I need to forgive President Donald Trump. Not that he needs it. I need it.

Trump confided to CNN's Jake Tapper in January 2016 that he didn't like to have to ask for forgiveness. "I like to be good," he said "I don't like to have to ask for forgiveness. And I am good. I don't do a lot of things that are bad. I try to do nothing that is bad."

Six months earlier, he admitted to pollster Frank Luntz that he has never asked for forgiveness. "I think if I do something wrong, I think, I just try and make it right. I don't bring God into that picture. I don't." Six months into his presidency, Trump confessed to columnist Cal Thomas, "I will be asking for forgiveness, but hopefully I won't have to be asking for much forgiveness."

I don't know where Trump stands today, but who am I to question a person's conscience anyway? Didn't Pope Francis ask, "Who am I to judge?" Didn't Jesus warn us that when we condemn another, we are really damning them for a fault that we hate in ourselves, and that the judgment we measure will be measured equally on us? Didn't he then say, "Why do you notice the splinter in your brother's eye, but do not perceive the wooden beam in your own eye?" Well, it seems to me that while I may have a beam, Trump has a sequoia tree, and I have to forgive him so I can get it out of my head.

Trump hasn't hurt me personally. I have a good life. My wife, Vickie, and I are perfectly safe as long as we continue to hide in our house and wear hazmat suits and ask our children and grandchildren not to come anywhere near us. I don't like it but I'm not upset about it.

Thing is, the president has hurt thousands of people. Especially the dead ones he may have saved by telling the truth. And their families. And all those children sleeping on cement in cages near the border. And their mothers who still don't know where they are. At best, Trump has devastated families, deepened division, ignited violence, made a mockery of decency, damaged our democracy, and now threatens our coming election. O, how that bothers me!

Element position data:
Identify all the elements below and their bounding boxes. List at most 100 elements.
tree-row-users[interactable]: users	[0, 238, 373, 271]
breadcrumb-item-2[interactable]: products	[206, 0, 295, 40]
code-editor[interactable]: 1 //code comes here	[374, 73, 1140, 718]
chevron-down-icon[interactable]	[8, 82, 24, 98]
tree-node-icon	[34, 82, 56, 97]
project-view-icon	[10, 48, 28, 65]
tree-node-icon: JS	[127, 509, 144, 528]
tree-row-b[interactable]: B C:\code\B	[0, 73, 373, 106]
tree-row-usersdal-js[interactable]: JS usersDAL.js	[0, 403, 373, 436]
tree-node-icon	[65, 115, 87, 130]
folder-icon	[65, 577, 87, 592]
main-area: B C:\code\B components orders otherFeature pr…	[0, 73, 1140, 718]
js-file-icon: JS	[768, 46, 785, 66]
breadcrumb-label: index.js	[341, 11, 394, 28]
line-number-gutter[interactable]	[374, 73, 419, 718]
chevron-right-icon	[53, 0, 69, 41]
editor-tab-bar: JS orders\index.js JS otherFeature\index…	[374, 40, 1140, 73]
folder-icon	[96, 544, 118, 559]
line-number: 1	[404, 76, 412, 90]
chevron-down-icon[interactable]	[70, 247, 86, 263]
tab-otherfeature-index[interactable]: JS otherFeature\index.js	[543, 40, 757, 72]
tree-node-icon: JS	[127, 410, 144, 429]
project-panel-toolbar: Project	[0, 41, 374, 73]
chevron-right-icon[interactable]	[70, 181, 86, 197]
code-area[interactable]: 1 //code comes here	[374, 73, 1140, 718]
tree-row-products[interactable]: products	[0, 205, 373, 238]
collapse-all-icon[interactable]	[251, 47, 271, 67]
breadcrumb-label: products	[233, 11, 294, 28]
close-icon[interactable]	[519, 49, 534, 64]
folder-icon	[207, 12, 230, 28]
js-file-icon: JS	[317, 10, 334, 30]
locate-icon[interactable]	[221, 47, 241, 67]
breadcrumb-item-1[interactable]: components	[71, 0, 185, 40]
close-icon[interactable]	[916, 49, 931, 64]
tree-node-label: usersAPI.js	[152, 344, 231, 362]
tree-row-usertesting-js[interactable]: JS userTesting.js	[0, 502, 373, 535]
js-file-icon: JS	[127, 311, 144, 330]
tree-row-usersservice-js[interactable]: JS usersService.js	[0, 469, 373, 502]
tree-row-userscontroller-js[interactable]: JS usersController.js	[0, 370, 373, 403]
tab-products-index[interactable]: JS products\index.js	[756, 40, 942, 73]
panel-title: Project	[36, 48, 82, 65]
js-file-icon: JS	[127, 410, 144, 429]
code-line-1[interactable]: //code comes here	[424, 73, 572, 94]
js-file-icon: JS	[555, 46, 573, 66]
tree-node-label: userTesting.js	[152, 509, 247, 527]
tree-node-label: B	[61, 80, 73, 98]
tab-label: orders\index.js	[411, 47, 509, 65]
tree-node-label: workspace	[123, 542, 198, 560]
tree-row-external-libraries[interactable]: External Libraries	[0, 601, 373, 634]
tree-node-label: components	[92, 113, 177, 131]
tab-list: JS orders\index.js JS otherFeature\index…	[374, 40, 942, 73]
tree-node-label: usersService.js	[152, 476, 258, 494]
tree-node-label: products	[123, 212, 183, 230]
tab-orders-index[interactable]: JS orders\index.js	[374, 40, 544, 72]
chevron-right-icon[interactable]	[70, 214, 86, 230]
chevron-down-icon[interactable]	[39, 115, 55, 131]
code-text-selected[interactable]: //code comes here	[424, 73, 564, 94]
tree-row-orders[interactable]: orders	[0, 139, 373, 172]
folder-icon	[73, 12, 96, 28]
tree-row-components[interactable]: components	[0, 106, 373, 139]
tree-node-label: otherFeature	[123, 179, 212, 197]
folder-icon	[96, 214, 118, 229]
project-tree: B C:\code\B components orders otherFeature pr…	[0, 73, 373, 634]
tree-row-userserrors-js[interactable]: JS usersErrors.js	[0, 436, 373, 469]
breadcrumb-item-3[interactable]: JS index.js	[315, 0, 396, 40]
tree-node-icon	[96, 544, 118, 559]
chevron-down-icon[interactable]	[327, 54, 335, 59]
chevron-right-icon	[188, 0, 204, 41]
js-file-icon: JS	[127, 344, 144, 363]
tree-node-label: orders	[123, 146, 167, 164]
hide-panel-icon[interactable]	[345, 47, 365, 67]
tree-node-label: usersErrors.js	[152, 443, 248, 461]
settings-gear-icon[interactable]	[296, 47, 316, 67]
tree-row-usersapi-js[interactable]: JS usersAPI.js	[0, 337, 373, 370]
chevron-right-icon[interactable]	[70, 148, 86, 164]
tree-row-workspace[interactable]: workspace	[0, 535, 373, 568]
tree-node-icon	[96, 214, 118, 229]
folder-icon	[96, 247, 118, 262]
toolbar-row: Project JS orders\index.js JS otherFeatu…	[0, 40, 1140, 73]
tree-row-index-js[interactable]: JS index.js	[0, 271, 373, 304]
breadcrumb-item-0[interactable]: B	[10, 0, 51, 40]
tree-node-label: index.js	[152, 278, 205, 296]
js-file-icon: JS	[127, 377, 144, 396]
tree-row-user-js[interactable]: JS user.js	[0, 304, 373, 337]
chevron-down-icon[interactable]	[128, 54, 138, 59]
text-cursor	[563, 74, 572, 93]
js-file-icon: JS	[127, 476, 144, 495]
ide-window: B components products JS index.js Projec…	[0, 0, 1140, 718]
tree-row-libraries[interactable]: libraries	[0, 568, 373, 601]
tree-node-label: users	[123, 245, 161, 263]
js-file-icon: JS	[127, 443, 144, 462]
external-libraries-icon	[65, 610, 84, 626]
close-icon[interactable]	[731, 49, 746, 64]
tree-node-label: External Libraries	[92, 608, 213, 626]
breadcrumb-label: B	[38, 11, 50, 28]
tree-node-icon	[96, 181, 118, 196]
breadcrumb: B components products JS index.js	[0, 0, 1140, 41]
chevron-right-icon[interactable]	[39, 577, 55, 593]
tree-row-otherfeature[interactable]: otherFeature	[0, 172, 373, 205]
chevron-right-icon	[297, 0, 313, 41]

To do:
a. In the essay on forgiving Trump, who did Trump tell in January 2016 that he didn't like to have to ask for forgiveness?
b. Carry the essay on forgiving Trump forward from its last sentence.
The listing comes from a different source than the essay on forgiving Trump.

The answers:
a. CNN's Jake Tapper.

b.
Nov. 3 could bring a respite from the madness or trigger a madness squared. Whatever happens, cable news will not let anyone forget Trump. He will not go away. I feel like Michael Corleone in "The Godfather Part III," growling as if I have razor blades in my throat, "Just when I thought I was out, MSNBC keeps pulling me back in!"

So, what am I to do? Stop watching television? Cancel my subscription to The New York Times? Stop talking to people? Mind fasting, that would be healthy. But I am not healthy enough to do it.

Forgiveness is the only answer.

Jesus said, after his friends abandoned him, the government condemned him, and bad cops crucified him, "Father, forgive them for they know not what they do." Maybe Trump can't help doing what he does. After all, he was raised by a tyrannical father, had an emotionally absent mother, and learned survival of the fittest. Isn't he, like all of us, just doing what he thinks he has to do to protect his sense of self lest he completely disappear? Surely his mind contains a crypt of terror that fills him with such dread that he projects that terror into the world. I get it, but I don't buy it.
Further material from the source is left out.